**TASK OBJECTIVE**
Where a line contains the string "issues", copy that line.

**SOURCE RECORDS**
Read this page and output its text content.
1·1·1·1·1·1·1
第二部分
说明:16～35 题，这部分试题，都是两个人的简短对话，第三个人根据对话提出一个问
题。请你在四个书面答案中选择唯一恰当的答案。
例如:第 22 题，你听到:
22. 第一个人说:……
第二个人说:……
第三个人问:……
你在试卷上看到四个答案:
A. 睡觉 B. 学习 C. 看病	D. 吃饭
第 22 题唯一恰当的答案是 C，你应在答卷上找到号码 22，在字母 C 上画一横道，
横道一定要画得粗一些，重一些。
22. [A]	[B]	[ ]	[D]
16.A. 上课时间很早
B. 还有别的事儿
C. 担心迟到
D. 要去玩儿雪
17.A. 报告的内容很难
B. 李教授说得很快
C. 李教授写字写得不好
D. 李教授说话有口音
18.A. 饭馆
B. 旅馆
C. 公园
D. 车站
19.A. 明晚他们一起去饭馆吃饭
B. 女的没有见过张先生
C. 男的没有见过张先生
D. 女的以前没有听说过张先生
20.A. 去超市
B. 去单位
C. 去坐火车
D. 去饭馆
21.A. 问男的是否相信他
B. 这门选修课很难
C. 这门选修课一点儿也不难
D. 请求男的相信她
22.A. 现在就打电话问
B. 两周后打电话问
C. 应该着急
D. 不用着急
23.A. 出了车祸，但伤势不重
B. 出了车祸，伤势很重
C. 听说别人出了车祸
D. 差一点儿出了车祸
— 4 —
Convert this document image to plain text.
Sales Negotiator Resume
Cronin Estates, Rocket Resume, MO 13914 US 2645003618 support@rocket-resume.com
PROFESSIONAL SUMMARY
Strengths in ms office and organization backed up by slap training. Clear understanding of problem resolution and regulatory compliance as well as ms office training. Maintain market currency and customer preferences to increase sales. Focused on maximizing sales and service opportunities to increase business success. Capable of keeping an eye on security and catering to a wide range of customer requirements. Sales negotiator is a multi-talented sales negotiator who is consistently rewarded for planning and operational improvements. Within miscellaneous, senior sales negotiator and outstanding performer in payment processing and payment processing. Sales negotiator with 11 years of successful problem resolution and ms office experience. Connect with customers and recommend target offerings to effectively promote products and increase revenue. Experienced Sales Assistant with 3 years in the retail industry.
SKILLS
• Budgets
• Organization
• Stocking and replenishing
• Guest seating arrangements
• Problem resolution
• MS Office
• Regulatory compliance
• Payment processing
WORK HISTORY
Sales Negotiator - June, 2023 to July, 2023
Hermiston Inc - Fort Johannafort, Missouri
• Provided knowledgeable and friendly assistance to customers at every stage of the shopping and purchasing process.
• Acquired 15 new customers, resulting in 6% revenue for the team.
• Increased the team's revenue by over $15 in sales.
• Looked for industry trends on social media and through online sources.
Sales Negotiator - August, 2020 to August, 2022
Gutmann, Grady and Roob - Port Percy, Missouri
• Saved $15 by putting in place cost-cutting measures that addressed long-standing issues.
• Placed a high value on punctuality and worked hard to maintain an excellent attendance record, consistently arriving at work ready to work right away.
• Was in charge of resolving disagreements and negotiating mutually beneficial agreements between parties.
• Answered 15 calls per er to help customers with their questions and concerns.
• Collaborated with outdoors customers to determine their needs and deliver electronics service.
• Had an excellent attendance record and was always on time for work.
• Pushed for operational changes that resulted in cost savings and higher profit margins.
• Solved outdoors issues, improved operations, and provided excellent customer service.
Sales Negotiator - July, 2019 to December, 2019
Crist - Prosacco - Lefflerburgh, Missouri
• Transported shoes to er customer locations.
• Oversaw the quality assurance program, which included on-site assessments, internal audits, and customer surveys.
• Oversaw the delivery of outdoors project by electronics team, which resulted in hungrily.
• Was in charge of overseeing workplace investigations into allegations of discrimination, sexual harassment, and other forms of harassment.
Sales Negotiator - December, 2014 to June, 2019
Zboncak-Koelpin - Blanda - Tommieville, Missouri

**THE OUTPUT**
• Saved $15 by putting in place cost-cutting measures that addressed long-standing issues.
• Solved outdoors issues, improved operations, and provided excellent customer service.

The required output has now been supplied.